(Stored entries)
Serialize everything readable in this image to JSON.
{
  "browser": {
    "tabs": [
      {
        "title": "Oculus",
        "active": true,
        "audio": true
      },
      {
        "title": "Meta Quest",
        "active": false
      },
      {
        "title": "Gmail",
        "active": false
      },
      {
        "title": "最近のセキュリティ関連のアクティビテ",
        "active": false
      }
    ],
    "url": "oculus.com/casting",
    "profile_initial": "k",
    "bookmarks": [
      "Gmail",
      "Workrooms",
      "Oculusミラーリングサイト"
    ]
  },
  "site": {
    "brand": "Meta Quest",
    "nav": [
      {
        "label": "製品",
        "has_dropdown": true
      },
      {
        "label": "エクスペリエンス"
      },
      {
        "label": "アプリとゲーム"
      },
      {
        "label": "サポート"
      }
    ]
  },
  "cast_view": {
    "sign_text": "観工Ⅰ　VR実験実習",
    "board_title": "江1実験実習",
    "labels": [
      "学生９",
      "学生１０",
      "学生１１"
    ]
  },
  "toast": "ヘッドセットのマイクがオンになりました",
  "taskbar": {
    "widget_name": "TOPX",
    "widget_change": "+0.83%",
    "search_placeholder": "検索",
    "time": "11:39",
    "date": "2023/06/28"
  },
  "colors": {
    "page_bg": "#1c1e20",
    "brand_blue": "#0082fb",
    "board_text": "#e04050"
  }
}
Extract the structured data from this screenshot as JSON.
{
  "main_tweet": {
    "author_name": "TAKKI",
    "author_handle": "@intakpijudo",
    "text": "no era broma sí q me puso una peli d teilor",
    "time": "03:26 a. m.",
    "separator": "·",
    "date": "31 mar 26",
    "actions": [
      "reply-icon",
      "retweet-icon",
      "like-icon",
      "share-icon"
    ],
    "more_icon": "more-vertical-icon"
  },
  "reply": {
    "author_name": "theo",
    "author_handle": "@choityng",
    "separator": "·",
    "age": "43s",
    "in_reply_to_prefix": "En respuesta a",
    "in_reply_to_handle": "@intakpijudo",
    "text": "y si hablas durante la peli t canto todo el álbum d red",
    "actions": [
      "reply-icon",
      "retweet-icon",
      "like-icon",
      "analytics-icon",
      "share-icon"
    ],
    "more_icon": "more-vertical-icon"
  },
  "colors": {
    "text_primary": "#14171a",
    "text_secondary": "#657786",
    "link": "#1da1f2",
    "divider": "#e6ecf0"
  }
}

• [Problem to solve]
Quote every entry exactly.

• [Task output]
Serialize everything readable in this image to JSON.
{
  "browser": {
    "tabs": [
      {
        "title": "Oculus",
        "active": true,
        "audio": true
      },
      {
        "title": "Meta Quest",
        "active": false
      },
      {
        "title": "Gmail",
        "active": false
      },
      {
        "title": "最近のセキュリティ関連のアクティビテ",
        "active": false
      }
    ],
    "url": "oculus.com/casting",
    "profile_initial": "k",
    "bookmarks": [
      "Gmail",
      "Workrooms",
      "Oculusミラーリングサイト"
    ]
  },
  "site": {
    "brand": "Meta Quest",
    "nav": [
      {
        "label": "製品",
        "has_dropdown": true
      },
      {
        "label": "エクスペリエンス"
      },
      {
        "label": "アプリとゲーム"
      },
      {
        "label": "サポート"
      }
    ]
  },
  "cast_view": {
    "sign_text": "観工Ⅰ　VR実験実習",
    "board_title": "江1実験実習",
    "labels": [
      "学生９",
      "学生１０",
      "学生１１"
    ]
  },
  "toast": "ヘッドセットのマイクがオンになりました",
  "taskbar": {
    "widget_name": "TOPX",
    "widget_change": "+0.83%",
    "search_placeholder": "検索",
    "time": "11:39",
    "date": "2023/06/28"
  },
  "colors": {
    "page_bg": "#1c1e20",
    "brand_blue": "#0082fb",
    "board_text": "#e04050"
  }
}
Extract the structured data from this screenshot as JSON.
{
  "main_tweet": {
    "author_name": "TAKKI",
    "author_handle": "@intakpijudo",
    "text": "no era broma sí q me puso una peli d teilor",
    "time": "03:26 a. m.",
    "separator": "·",
    "date": "31 mar 26",
    "actions": [
      "reply-icon",
      "retweet-icon",
      "like-icon",
      "share-icon"
    ],
    "more_icon": "more-vertical-icon"
  },
  "reply": {
    "author_name": "theo",
    "author_handle": "@choityng",
    "separator": "·",
    "age": "43s",
    "in_reply_to_prefix": "En respuesta a",
    "in_reply_to_handle": "@intakpijudo",
    "text": "y si hablas durante la peli t canto todo el álbum d red",
    "actions": [
      "reply-icon",
      "retweet-icon",
      "like-icon",
      "analytics-icon",
      "share-icon"
    ],
    "more_icon": "more-vertical-icon"
  },
  "colors": {
    "text_primary": "#14171a",
    "text_secondary": "#657786",
    "link": "#1da1f2",
    "divider": "#e6ecf0"
  }
}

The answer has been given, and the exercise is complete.